Below are the records. Gather each line that holds "ALTERAÇÃO".

== Working data ==
★ ★ ★ ★ ★ ★ ★

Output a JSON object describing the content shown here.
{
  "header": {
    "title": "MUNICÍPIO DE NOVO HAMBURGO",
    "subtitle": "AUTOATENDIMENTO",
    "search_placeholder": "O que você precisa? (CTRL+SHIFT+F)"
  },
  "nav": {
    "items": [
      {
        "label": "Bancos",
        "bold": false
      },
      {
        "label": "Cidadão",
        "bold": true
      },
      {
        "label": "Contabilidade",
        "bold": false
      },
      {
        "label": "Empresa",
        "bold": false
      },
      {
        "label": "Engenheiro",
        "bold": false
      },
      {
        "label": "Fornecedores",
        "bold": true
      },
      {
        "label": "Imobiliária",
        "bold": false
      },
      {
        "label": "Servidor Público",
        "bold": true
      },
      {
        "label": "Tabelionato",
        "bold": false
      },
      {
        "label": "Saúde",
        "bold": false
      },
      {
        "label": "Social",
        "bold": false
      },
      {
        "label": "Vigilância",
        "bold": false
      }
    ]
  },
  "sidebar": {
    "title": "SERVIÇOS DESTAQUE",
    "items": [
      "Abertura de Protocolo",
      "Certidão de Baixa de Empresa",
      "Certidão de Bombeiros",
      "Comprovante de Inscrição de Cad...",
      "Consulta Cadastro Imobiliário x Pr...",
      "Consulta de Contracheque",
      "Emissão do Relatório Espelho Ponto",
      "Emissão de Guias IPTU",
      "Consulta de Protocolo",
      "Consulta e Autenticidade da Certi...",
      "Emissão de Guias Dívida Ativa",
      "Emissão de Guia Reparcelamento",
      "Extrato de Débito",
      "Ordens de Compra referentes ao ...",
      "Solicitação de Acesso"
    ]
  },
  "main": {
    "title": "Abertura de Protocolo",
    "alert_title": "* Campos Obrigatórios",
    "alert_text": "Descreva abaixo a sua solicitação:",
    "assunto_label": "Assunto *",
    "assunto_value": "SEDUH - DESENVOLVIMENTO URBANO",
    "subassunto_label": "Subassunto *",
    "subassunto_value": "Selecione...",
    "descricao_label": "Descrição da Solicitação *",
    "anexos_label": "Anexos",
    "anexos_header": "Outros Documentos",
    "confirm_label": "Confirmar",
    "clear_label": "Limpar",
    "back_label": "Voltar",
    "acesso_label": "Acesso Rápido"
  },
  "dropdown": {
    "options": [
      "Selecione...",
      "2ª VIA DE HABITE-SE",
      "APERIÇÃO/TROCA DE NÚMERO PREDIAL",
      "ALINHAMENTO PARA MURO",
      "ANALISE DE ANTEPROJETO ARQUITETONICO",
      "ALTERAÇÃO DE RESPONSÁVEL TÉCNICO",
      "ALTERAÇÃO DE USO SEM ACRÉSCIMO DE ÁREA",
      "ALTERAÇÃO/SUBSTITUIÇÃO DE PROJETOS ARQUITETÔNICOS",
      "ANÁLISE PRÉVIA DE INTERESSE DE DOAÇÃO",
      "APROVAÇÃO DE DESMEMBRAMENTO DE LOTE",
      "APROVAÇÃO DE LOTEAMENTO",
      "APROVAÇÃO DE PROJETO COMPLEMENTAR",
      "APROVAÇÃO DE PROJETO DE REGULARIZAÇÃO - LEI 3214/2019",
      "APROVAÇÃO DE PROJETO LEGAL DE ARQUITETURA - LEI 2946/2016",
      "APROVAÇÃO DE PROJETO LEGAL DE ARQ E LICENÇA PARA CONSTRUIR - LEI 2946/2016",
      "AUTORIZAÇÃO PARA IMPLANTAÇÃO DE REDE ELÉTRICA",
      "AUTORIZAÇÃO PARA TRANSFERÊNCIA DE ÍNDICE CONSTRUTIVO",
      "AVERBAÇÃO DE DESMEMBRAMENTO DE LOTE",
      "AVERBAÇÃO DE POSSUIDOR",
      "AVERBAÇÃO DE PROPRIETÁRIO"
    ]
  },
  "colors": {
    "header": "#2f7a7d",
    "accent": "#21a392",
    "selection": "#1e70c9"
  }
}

★ ★ ★ ★ ★ ★ ★

== The response ==
      "ALTERAÇÃO DE RESPONSÁVEL TÉCNICO",
      "ALTERAÇÃO DE USO SEM ACRÉSCIMO DE ÁREA",
      "ALTERAÇÃO/SUBSTITUIÇÃO DE PROJETOS ARQUITETÔNICOS",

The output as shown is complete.